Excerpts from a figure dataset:
--

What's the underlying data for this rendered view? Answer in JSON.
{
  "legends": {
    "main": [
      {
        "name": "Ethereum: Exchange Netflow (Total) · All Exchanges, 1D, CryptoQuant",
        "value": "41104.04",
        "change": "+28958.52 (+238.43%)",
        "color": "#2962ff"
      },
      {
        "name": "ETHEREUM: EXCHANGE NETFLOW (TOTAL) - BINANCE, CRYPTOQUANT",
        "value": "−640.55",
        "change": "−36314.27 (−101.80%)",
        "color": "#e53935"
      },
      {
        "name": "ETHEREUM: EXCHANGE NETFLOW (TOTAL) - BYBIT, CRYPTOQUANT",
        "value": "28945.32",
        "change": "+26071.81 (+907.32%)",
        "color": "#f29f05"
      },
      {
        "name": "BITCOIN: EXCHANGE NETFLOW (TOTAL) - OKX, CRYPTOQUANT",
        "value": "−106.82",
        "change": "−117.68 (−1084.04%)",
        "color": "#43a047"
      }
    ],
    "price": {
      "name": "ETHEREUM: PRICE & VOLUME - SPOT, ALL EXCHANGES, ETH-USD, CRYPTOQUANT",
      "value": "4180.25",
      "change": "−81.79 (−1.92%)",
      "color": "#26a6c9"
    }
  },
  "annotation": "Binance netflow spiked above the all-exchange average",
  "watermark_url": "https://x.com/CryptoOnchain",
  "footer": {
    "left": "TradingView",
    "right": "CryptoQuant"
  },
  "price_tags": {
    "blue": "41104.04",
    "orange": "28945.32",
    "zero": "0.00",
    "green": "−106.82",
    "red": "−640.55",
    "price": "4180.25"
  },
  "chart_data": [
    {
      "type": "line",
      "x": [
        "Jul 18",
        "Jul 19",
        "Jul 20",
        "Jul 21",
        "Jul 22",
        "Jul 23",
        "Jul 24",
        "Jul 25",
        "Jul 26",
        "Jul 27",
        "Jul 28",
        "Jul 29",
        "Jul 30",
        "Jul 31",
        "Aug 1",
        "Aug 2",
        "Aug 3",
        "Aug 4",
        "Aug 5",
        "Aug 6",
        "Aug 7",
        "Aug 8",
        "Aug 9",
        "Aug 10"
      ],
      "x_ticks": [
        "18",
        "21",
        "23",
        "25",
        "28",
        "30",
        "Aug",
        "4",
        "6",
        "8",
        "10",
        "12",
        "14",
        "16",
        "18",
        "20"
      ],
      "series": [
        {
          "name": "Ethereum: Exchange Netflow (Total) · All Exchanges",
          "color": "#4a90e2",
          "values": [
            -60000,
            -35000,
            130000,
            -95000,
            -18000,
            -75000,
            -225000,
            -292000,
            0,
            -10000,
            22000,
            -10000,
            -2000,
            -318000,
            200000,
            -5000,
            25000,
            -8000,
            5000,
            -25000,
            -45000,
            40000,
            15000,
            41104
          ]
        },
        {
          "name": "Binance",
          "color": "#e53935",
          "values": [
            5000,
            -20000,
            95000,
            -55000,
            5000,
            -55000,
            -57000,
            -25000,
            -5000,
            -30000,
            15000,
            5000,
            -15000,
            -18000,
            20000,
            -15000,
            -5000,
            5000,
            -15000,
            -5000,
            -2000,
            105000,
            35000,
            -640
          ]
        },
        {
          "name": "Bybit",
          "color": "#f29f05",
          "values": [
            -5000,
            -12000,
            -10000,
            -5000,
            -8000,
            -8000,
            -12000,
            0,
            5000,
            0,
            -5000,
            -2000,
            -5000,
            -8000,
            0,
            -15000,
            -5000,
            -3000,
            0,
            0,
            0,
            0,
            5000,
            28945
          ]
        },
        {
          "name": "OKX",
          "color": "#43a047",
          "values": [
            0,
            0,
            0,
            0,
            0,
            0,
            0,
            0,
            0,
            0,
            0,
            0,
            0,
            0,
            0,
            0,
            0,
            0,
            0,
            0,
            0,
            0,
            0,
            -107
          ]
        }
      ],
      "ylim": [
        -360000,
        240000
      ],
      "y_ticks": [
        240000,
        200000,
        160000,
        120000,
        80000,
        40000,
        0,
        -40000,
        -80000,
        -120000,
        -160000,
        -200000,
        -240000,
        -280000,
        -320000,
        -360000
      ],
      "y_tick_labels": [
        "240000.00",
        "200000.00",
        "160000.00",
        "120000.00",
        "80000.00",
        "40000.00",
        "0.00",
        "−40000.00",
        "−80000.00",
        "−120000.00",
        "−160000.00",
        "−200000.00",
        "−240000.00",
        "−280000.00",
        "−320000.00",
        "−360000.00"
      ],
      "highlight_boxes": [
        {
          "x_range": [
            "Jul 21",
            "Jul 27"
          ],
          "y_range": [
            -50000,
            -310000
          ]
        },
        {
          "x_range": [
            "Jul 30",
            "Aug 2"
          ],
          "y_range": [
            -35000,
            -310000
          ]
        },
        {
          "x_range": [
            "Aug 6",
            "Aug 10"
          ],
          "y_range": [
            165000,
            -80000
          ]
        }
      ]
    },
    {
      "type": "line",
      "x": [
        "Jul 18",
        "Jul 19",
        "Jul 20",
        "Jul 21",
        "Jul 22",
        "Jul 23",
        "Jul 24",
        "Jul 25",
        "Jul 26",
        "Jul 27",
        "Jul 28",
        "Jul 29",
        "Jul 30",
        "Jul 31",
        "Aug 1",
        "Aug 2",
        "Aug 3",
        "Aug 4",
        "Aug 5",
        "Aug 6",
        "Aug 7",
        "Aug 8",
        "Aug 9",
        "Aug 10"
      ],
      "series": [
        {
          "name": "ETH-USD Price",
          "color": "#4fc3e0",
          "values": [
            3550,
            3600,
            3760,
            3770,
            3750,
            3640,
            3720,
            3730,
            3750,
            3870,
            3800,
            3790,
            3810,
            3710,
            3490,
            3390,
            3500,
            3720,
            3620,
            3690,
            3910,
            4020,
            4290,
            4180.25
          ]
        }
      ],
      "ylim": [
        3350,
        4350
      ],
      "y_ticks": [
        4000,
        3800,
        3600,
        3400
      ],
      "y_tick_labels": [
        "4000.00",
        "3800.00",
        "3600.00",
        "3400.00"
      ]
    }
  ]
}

--

→ **YOUR GOAL**:
Each line that holds the word "color" should be extracted from the records.

→ **REPLY**:
        "color": "#2962ff"
        "color": "#e53935"
        "color": "#f29f05"
        "color": "#43a047"
      "color": "#26a6c9"
          "color": "#4a90e2",
          "color": "#e53935",
          "color": "#f29f05",
          "color": "#43a047",
          "color": "#4fc3e0",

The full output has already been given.